───── INPUT MATERIAL

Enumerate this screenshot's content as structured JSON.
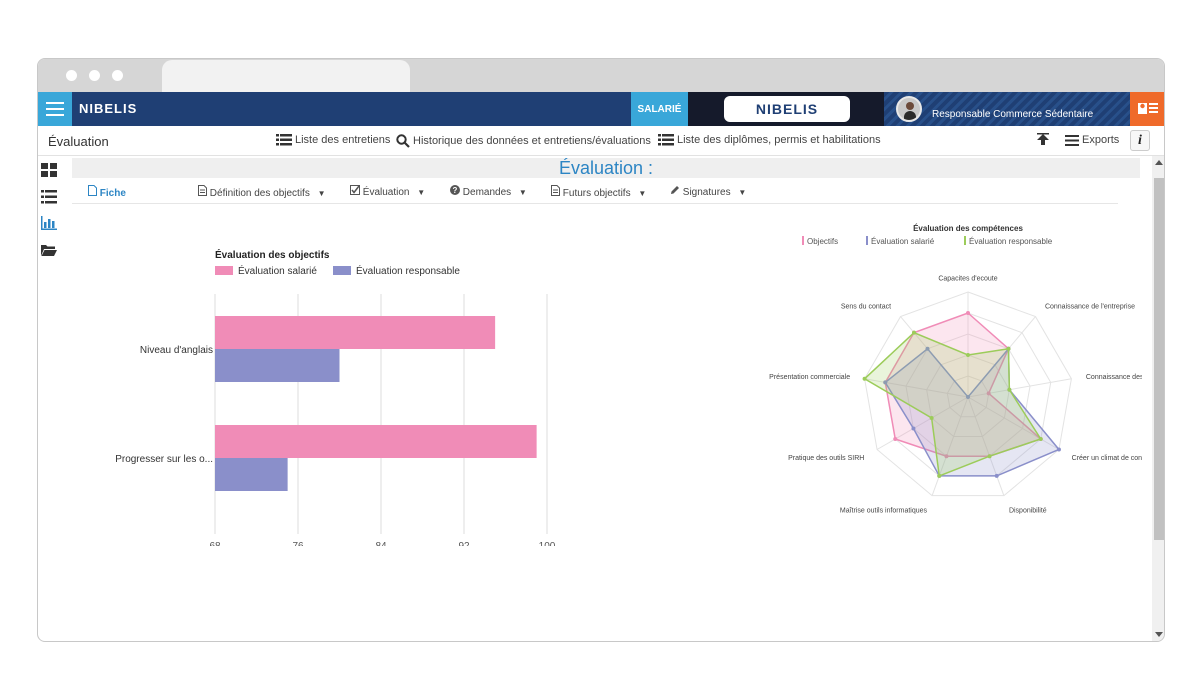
{
  "app": {
    "brand": "NIBELIS",
    "role_badge": "SALARIÉ",
    "center_logo": "NIBELIS",
    "user_role": "Responsable Commerce Sédentaire"
  },
  "subbar": {
    "page_label": "Évaluation",
    "links": [
      "Liste des entretiens",
      "Historique des données et entretiens/évaluations",
      "Liste des diplômes, permis et habilitations"
    ],
    "exports": "Exports",
    "info": "i"
  },
  "main": {
    "title": "Évaluation :",
    "tabs": [
      {
        "label": "Fiche",
        "icon": "document-icon",
        "active": true
      },
      {
        "label": "Définition des objectifs",
        "icon": "document-icon",
        "dropdown": true
      },
      {
        "label": "Évaluation",
        "icon": "checkbox-icon",
        "dropdown": true
      },
      {
        "label": "Demandes",
        "icon": "question-circle-icon",
        "dropdown": true
      },
      {
        "label": "Futurs objectifs",
        "icon": "document-icon",
        "dropdown": true
      },
      {
        "label": "Signatures",
        "icon": "pencil-icon",
        "dropdown": true
      }
    ]
  },
  "colors": {
    "pink": "#f08cb7",
    "blue": "#8a8fca",
    "green": "#9ccc5a",
    "accent": "#2c85c4",
    "navy": "#1f3f74",
    "orange": "#ef6a2a"
  },
  "chart_data": [
    {
      "type": "bar",
      "orientation": "horizontal",
      "title": "Évaluation des objectifs",
      "categories": [
        "Niveau d'anglais",
        "Progresser sur les o..."
      ],
      "series": [
        {
          "name": "Évaluation salarié",
          "values": [
            95,
            99
          ]
        },
        {
          "name": "Évaluation responsable",
          "values": [
            80,
            75
          ]
        }
      ],
      "xlim": [
        68,
        100
      ],
      "xticks": [
        68,
        76,
        84,
        92,
        100
      ],
      "grid": true,
      "legend": "top-left"
    },
    {
      "type": "radar",
      "title": "Évaluation des compétences",
      "axes": [
        "Capacites d'ecoute",
        "Connaissance de l'entreprise",
        "Connaissance des métiers N",
        "Créer un climat de confiance",
        "Disponibilité",
        "Maîtrise outils informatiques",
        "Pratique des outils SIRH",
        "Présentation commerciale",
        "Sens du contact"
      ],
      "rmax": 1,
      "series": [
        {
          "name": "Objectifs",
          "values": [
            0.8,
            0.6,
            0.2,
            0.8,
            0.6,
            0.6,
            0.8,
            0.8,
            0.8
          ]
        },
        {
          "name": "Évaluation salarié",
          "values": [
            0.0,
            0.6,
            0.4,
            1.0,
            0.8,
            0.8,
            0.6,
            0.8,
            0.6
          ]
        },
        {
          "name": "Évaluation responsable",
          "values": [
            0.4,
            0.6,
            0.4,
            0.8,
            0.6,
            0.8,
            0.4,
            1.0,
            0.8
          ]
        }
      ],
      "legend": "top"
    }
  ]
}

──────────

_AIM_
Take every line containing the word "outils" and copy it.

_PROBLEM SOLUTION_
        "Maîtrise outils informatiques",
        "Pratique des outils SIRH",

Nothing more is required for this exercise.